Exactly as written, retype the listing below, omitting the pictures.

*SOURCE RECORDS:*
- - -
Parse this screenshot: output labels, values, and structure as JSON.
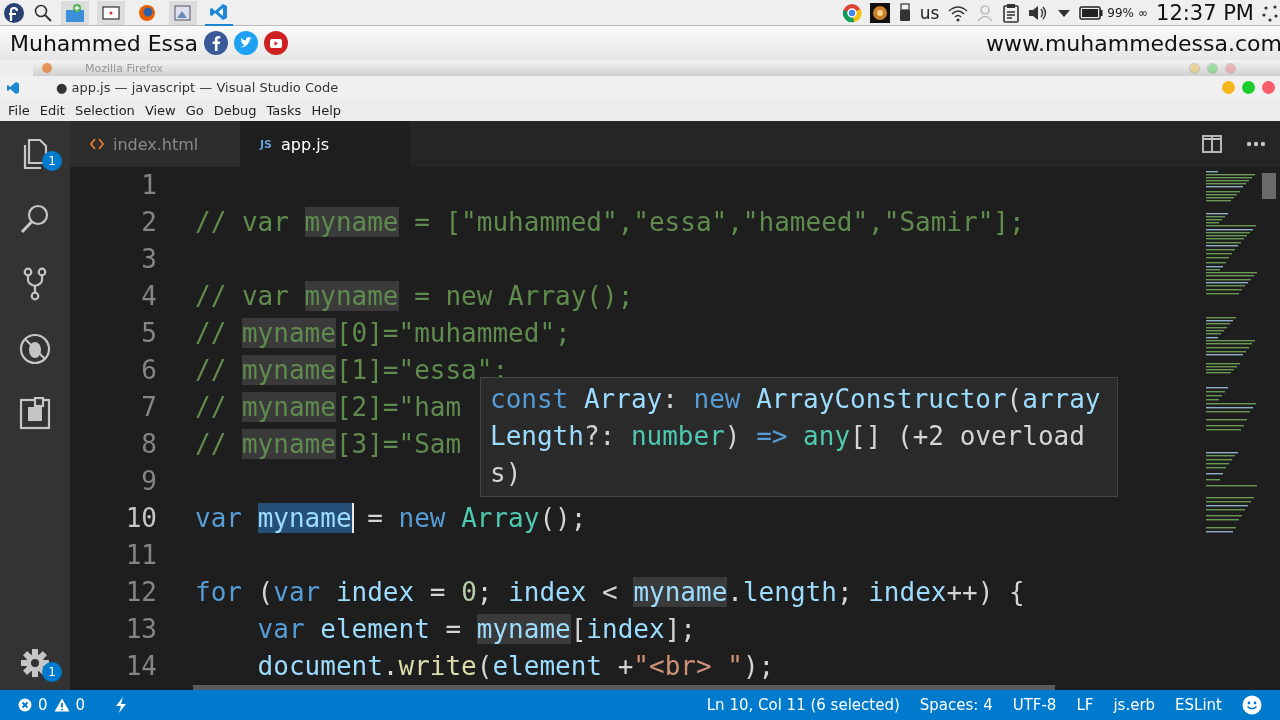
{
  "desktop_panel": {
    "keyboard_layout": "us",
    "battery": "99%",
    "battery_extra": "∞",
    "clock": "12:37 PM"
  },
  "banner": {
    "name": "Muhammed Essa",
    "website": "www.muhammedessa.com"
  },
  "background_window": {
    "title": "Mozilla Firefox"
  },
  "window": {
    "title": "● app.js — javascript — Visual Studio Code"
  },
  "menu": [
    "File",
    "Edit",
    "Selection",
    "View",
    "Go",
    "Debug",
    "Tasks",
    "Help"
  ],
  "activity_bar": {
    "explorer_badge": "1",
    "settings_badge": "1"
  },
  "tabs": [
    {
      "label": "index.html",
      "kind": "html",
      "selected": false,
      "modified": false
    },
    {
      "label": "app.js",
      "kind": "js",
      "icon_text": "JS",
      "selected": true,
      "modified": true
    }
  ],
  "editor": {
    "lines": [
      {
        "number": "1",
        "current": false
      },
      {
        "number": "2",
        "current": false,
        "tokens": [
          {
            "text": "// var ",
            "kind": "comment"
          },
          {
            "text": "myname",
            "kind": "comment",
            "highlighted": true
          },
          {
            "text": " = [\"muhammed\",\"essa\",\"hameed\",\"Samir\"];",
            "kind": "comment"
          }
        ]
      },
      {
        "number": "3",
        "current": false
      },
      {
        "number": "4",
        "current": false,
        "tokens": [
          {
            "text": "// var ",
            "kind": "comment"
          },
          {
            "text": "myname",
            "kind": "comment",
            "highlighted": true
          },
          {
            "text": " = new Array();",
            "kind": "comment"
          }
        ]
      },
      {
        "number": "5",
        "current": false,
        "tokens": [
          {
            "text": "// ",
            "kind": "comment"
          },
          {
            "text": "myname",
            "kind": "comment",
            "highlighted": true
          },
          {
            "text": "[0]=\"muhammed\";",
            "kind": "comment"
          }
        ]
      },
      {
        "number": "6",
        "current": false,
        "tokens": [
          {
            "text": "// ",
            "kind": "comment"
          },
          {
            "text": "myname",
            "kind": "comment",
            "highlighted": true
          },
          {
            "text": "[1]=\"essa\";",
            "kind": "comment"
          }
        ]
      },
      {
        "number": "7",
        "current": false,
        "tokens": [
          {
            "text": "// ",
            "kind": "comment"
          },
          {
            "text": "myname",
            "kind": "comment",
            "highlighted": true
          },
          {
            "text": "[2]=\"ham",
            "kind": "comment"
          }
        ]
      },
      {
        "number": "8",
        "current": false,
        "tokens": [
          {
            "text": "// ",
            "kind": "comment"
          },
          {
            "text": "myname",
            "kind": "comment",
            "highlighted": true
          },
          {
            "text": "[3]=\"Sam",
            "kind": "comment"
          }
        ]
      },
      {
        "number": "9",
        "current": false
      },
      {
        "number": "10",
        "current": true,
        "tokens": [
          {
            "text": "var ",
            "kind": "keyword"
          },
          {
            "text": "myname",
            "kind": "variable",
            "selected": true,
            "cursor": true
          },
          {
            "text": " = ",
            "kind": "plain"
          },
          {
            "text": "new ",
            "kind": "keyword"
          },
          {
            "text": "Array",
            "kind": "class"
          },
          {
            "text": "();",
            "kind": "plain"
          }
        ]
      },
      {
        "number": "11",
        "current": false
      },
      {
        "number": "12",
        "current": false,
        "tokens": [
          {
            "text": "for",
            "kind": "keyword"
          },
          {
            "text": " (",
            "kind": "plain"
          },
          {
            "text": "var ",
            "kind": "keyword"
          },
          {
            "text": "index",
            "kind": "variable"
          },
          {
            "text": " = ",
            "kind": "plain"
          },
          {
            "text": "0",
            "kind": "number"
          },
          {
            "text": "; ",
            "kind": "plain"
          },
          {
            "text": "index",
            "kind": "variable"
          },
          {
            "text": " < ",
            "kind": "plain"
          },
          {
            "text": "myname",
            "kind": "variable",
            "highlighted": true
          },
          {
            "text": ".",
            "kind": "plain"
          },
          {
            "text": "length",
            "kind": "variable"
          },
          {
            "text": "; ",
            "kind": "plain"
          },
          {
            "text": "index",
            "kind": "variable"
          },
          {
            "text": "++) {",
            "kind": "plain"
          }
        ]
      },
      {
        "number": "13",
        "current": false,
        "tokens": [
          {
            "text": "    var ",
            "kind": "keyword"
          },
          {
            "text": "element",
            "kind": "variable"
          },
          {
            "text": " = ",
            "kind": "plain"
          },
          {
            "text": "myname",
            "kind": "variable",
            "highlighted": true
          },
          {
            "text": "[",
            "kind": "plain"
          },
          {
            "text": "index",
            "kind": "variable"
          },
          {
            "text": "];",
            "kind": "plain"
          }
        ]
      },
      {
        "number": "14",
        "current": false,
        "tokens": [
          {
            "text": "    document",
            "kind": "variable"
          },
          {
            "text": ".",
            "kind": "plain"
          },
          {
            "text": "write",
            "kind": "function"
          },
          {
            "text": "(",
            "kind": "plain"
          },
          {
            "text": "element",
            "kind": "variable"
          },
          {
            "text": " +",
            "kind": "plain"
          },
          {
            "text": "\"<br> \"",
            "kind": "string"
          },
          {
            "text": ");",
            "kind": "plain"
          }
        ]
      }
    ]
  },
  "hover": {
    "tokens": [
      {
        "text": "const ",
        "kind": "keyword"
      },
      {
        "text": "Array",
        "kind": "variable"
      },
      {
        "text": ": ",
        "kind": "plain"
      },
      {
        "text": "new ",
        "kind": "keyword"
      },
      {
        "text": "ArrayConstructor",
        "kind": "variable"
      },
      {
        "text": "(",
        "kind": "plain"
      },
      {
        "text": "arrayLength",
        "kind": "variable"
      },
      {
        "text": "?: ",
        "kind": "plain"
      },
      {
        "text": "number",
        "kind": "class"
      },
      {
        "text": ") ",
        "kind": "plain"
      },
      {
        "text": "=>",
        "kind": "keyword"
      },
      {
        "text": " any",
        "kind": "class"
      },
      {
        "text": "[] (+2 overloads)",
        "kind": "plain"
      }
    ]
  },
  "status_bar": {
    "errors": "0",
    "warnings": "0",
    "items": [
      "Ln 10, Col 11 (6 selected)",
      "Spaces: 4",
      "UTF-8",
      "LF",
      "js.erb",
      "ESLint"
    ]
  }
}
- - -
*CORRECT OUTPUT:*
Parse this screenshot: output labels, values, and structure as JSON.
{
  "desktop_panel": {
    "keyboard_layout": "us",
    "battery": "99%",
    "battery_extra": "∞",
    "clock": "12:37 PM"
  },
  "banner": {
    "name": "Muhammed Essa",
    "website": "www.muhammedessa.com"
  },
  "background_window": {
    "title": "Mozilla Firefox"
  },
  "window": {
    "title": "● app.js — javascript — Visual Studio Code"
  },
  "menu": [
    "File",
    "Edit",
    "Selection",
    "View",
    "Go",
    "Debug",
    "Tasks",
    "Help"
  ],
  "activity_bar": {
    "explorer_badge": "1",
    "settings_badge": "1"
  },
  "tabs": [
    {
      "label": "index.html",
      "kind": "html",
      "selected": false,
      "modified": false
    },
    {
      "label": "app.js",
      "kind": "js",
      "icon_text": "JS",
      "selected": true,
      "modified": true
    }
  ],
  "editor": {
    "lines": [
      {
        "number": "1",
        "current": false
      },
      {
        "number": "2",
        "current": false,
        "tokens": [
          {
            "text": "// var ",
            "kind": "comment"
          },
          {
            "text": "myname",
            "kind": "comment",
            "highlighted": true
          },
          {
            "text": " = [\"muhammed\",\"essa\",\"hameed\",\"Samir\"];",
            "kind": "comment"
          }
        ]
      },
      {
        "number": "3",
        "current": false
      },
      {
        "number": "4",
        "current": false,
        "tokens": [
          {
            "text": "// var ",
            "kind": "comment"
          },
          {
            "text": "myname",
            "kind": "comment",
            "highlighted": true
          },
          {
            "text": " = new Array();",
            "kind": "comment"
          }
        ]
      },
      {
        "number": "5",
        "current": false,
        "tokens": [
          {
            "text": "// ",
            "kind": "comment"
          },
          {
            "text": "myname",
            "kind": "comment",
            "highlighted": true
          },
          {
            "text": "[0]=\"muhammed\";",
            "kind": "comment"
          }
        ]
      },
      {
        "number": "6",
        "current": false,
        "tokens": [
          {
            "text": "// ",
            "kind": "comment"
          },
          {
            "text": "myname",
            "kind": "comment",
            "highlighted": true
          },
          {
            "text": "[1]=\"essa\";",
            "kind": "comment"
          }
        ]
      },
      {
        "number": "7",
        "current": false,
        "tokens": [
          {
            "text": "// ",
            "kind": "comment"
          },
          {
            "text": "myname",
            "kind": "comment",
            "highlighted": true
          },
          {
            "text": "[2]=\"ham",
            "kind": "comment"
          }
        ]
      },
      {
        "number": "8",
        "current": false,
        "tokens": [
          {
            "text": "// ",
            "kind": "comment"
          },
          {
            "text": "myname",
            "kind": "comment",
            "highlighted": true
          },
          {
            "text": "[3]=\"Sam",
            "kind": "comment"
          }
        ]
      },
      {
        "number": "9",
        "current": false
      },
      {
        "number": "10",
        "current": true,
        "tokens": [
          {
            "text": "var ",
            "kind": "keyword"
          },
          {
            "text": "myname",
            "kind": "variable",
            "selected": true,
            "cursor": true
          },
          {
            "text": " = ",
            "kind": "plain"
          },
          {
            "text": "new ",
            "kind": "keyword"
          },
          {
            "text": "Array",
            "kind": "class"
          },
          {
            "text": "();",
            "kind": "plain"
          }
        ]
      },
      {
        "number": "11",
        "current": false
      },
      {
        "number": "12",
        "current": false,
        "tokens": [
          {
            "text": "for",
            "kind": "keyword"
          },
          {
            "text": " (",
            "kind": "plain"
          },
          {
            "text": "var ",
            "kind": "keyword"
          },
          {
            "text": "index",
            "kind": "variable"
          },
          {
            "text": " = ",
            "kind": "plain"
          },
          {
            "text": "0",
            "kind": "number"
          },
          {
            "text": "; ",
            "kind": "plain"
          },
          {
            "text": "index",
            "kind": "variable"
          },
          {
            "text": " < ",
            "kind": "plain"
          },
          {
            "text": "myname",
            "kind": "variable",
            "highlighted": true
          },
          {
            "text": ".",
            "kind": "plain"
          },
          {
            "text": "length",
            "kind": "variable"
          },
          {
            "text": "; ",
            "kind": "plain"
          },
          {
            "text": "index",
            "kind": "variable"
          },
          {
            "text": "++) {",
            "kind": "plain"
          }
        ]
      },
      {
        "number": "13",
        "current": false,
        "tokens": [
          {
            "text": "    var ",
            "kind": "keyword"
          },
          {
            "text": "element",
            "kind": "variable"
          },
          {
            "text": " = ",
            "kind": "plain"
          },
          {
            "text": "myname",
            "kind": "variable",
            "highlighted": true
          },
          {
            "text": "[",
            "kind": "plain"
          },
          {
            "text": "index",
            "kind": "variable"
          },
          {
            "text": "];",
            "kind": "plain"
          }
        ]
      },
      {
        "number": "14",
        "current": false,
        "tokens": [
          {
            "text": "    document",
            "kind": "variable"
          },
          {
            "text": ".",
            "kind": "plain"
          },
          {
            "text": "write",
            "kind": "function"
          },
          {
            "text": "(",
            "kind": "plain"
          },
          {
            "text": "element",
            "kind": "variable"
          },
          {
            "text": " +",
            "kind": "plain"
          },
          {
            "text": "\"<br> \"",
            "kind": "string"
          },
          {
            "text": ");",
            "kind": "plain"
          }
        ]
      }
    ]
  },
  "hover": {
    "tokens": [
      {
        "text": "const ",
        "kind": "keyword"
      },
      {
        "text": "Array",
        "kind": "variable"
      },
      {
        "text": ": ",
        "kind": "plain"
      },
      {
        "text": "new ",
        "kind": "keyword"
      },
      {
        "text": "ArrayConstructor",
        "kind": "variable"
      },
      {
        "text": "(",
        "kind": "plain"
      },
      {
        "text": "arrayLength",
        "kind": "variable"
      },
      {
        "text": "?: ",
        "kind": "plain"
      },
      {
        "text": "number",
        "kind": "class"
      },
      {
        "text": ") ",
        "kind": "plain"
      },
      {
        "text": "=>",
        "kind": "keyword"
      },
      {
        "text": " any",
        "kind": "class"
      },
      {
        "text": "[] (+2 overloads)",
        "kind": "plain"
      }
    ]
  },
  "status_bar": {
    "errors": "0",
    "warnings": "0",
    "items": [
      "Ln 10, Col 11 (6 selected)",
      "Spaces: 4",
      "UTF-8",
      "LF",
      "js.erb",
      "ESLint"
    ]
  }
}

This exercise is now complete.